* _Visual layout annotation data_
------------
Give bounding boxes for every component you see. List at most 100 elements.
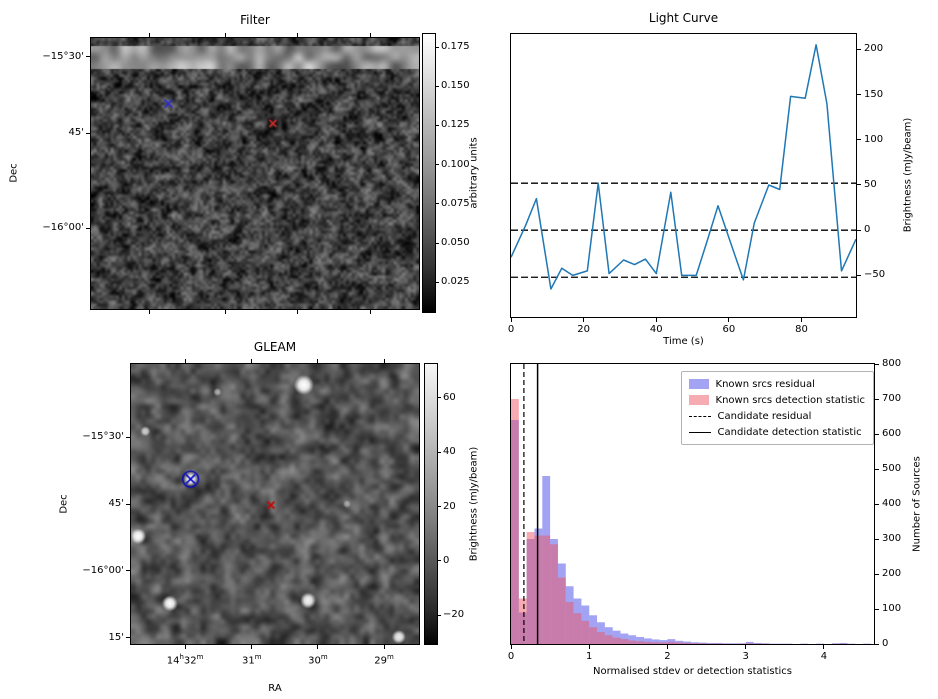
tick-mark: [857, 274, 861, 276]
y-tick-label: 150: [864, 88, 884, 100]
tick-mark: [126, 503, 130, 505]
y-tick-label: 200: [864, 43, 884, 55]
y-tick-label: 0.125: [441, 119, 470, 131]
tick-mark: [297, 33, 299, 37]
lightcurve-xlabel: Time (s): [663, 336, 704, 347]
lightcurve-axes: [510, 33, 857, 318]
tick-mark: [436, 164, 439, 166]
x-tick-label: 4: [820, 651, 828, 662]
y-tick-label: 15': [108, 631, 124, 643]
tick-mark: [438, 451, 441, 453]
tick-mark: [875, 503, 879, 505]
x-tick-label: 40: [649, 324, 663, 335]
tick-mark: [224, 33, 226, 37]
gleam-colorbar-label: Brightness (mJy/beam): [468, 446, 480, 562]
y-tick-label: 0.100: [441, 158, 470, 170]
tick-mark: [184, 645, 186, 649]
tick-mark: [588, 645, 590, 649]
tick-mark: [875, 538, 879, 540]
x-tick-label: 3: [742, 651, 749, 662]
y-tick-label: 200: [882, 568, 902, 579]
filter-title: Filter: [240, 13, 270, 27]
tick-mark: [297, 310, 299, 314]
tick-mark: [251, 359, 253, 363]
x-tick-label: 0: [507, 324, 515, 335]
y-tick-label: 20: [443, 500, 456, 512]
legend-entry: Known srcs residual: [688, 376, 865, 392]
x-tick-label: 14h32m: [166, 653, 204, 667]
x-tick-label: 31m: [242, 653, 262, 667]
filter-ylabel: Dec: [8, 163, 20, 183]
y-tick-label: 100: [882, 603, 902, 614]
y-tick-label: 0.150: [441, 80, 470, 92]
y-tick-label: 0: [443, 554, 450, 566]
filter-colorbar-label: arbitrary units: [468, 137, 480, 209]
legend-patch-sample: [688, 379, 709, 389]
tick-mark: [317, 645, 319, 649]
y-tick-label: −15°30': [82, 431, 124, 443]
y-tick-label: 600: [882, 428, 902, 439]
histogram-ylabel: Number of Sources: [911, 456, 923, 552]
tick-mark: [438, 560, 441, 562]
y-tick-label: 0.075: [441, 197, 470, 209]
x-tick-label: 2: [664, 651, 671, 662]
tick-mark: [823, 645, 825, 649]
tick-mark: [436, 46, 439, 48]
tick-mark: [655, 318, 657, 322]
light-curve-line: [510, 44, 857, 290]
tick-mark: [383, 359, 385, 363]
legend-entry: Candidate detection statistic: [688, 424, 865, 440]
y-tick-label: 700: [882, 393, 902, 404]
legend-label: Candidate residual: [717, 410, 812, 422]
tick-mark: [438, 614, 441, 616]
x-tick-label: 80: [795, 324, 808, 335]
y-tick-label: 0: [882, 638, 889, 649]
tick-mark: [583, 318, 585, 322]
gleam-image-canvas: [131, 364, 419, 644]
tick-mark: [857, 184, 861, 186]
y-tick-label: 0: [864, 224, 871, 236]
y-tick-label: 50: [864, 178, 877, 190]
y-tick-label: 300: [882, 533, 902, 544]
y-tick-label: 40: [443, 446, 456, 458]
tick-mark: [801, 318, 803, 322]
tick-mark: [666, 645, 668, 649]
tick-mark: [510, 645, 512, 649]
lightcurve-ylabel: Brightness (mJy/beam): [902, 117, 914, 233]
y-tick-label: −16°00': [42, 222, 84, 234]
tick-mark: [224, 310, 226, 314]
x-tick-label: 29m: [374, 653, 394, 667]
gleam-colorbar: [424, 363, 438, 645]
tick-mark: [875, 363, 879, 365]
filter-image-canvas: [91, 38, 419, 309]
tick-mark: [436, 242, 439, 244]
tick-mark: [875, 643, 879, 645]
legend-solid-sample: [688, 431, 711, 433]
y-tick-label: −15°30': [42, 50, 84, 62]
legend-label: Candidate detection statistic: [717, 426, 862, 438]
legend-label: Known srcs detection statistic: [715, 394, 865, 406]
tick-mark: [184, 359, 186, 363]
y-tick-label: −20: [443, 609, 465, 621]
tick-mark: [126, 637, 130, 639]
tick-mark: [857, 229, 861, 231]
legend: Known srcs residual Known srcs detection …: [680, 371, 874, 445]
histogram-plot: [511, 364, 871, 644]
------------
* _Required task_
Recast every line of the material above as a Markdown table with the columns "Row" and "Line", one numbered row per line, skipping blank lines and leaving out the pictures.

* _Response to this task_
| Row | Line |
|---|---|
| 1 | Give bounding boxes for every component you see. List at most 100 elements. |
| 2 | tick-mark: [857, 274, 861, 276] |
| 3 | y-tick-label: 150: [864, 88, 884, 100] |
| 4 | tick-mark: [126, 503, 130, 505] |
| 5 | y-tick-label: 200: [864, 43, 884, 55] |
| 6 | y-tick-label: 0.125: [441, 119, 470, 131] |
| 7 | tick-mark: [297, 33, 299, 37] |
| 8 | lightcurve-xlabel: Time (s): [663, 336, 704, 347] |
| 9 | lightcurve-axes: [510, 33, 857, 318] |
| 10 | tick-mark: [436, 164, 439, 166] |
| 11 | x-tick-label: 4: [820, 651, 828, 662] |
| 12 | y-tick-label: 15': [108, 631, 124, 643] |
| 13 | tick-mark: [438, 451, 441, 453] |
| 14 | tick-mark: [875, 503, 879, 505] |
| 15 | x-tick-label: 40: [649, 324, 663, 335] |
| 16 | tick-mark: [224, 33, 226, 37] |
| 17 | gleam-colorbar-label: Brightness (mJy/beam): [468, 446, 480, 562] |
| 18 | y-tick-label: 0.100: [441, 158, 470, 170] |
| 19 | tick-mark: [184, 645, 186, 649] |
| 20 | tick-mark: [588, 645, 590, 649] |
| 21 | tick-mark: [875, 538, 879, 540] |
| 22 | x-tick-label: 3: [742, 651, 749, 662] |
| 23 | y-tick-label: 200: [882, 568, 902, 579] |
| 24 | filter-title: Filter: [240, 13, 270, 27] |
| 25 | tick-mark: [297, 310, 299, 314] |
| 26 | tick-mark: [251, 359, 253, 363] |
| 27 | x-tick-label: 0: [507, 324, 515, 335] |
| 28 | y-tick-label: 20: [443, 500, 456, 512] |
| 29 | legend-entry: Known srcs residual: [688, 376, 865, 392] |
| 30 | x-tick-label: 14h32m: [166, 653, 204, 667] |
| 31 | x-tick-label: 31m: [242, 653, 262, 667] |
| 32 | filter-ylabel: Dec: [8, 163, 20, 183] |
| 33 | y-tick-label: 100: [882, 603, 902, 614] |
| 34 | y-tick-label: 0.150: [441, 80, 470, 92] |
| 35 | y-tick-label: 0: [443, 554, 450, 566] |
| 36 | filter-colorbar-label: arbitrary units: [468, 137, 480, 209] |
| 37 | legend-patch-sample: [688, 379, 709, 389] |
| 38 | tick-mark: [317, 645, 319, 649] |
| 39 | y-tick-label: −15°30': [82, 431, 124, 443] |
| 40 | y-tick-label: 600: [882, 428, 902, 439] |
| 41 | histogram-ylabel: Number of Sources: [911, 456, 923, 552] |
| 42 | tick-mark: [438, 560, 441, 562] |
| 43 | y-tick-label: 0.075: [441, 197, 470, 209] |
| 44 | x-tick-label: 2: [664, 651, 671, 662] |
| 45 | tick-mark: [823, 645, 825, 649] |
| 46 | tick-mark: [436, 46, 439, 48] |
| 47 | tick-mark: [655, 318, 657, 322] |
| 48 | light-curve-line: [510, 44, 857, 290] |
| 49 | tick-mark: [383, 359, 385, 363] |
| 50 | legend-entry: Candidate detection statistic: [688, 424, 865, 440] |
| 51 | y-tick-label: 700: [882, 393, 902, 404] |
| 52 | legend-label: Candidate residual: [717, 410, 812, 422] |
| 53 | tick-mark: [438, 614, 441, 616] |
| 54 | x-tick-label: 80: [795, 324, 808, 335] |
| 55 | y-tick-label: 0: [882, 638, 889, 649] |
| 56 | tick-mark: [583, 318, 585, 322] |
| 57 | gleam-image-canvas: [131, 364, 419, 644] |
| 58 | tick-mark: [857, 184, 861, 186] |
| 59 | y-tick-label: 0: [864, 224, 871, 236] |
| 60 | y-tick-label: 50: [864, 178, 877, 190] |
| 61 | y-tick-label: 300: [882, 533, 902, 544] |
| 62 | y-tick-label: 40: [443, 446, 456, 458] |
| 63 | tick-mark: [801, 318, 803, 322] |
| 64 | tick-mark: [666, 645, 668, 649] |
| 65 | tick-mark: [510, 645, 512, 649] |
| 66 | lightcurve-ylabel: Brightness (mJy/beam): [902, 117, 914, 233] |
| 67 | y-tick-label: −16°00': [42, 222, 84, 234] |
| 68 | tick-mark: [224, 310, 226, 314] |
| 69 | x-tick-label: 29m: [374, 653, 394, 667] |
| 70 | gleam-colorbar: [424, 363, 438, 645] |
| 71 | tick-mark: [875, 363, 879, 365] |
| 72 | filter-image-canvas: [91, 38, 419, 309] |
| 73 | tick-mark: [436, 242, 439, 244] |
| 74 | tick-mark: [875, 643, 879, 645] |
| 75 | legend-solid-sample: [688, 431, 711, 433] |
| 76 | y-tick-label: −15°30': [42, 50, 84, 62] |
| 77 | legend-label: Candidate detection statistic: [717, 426, 862, 438] |
| 78 | legend-label: Known srcs detection statistic: [715, 394, 865, 406] |
| 79 | tick-mark: [184, 359, 186, 363] |
| 80 | y-tick-label: −20: [443, 609, 465, 621] |
| 81 | tick-mark: [126, 637, 130, 639] |
| 82 | tick-mark: [857, 229, 861, 231] |
| 83 | legend: Known srcs residual Known srcs detection …: [680, 371, 874, 445] |
| 84 | histogram-plot: [511, 364, 871, 644] |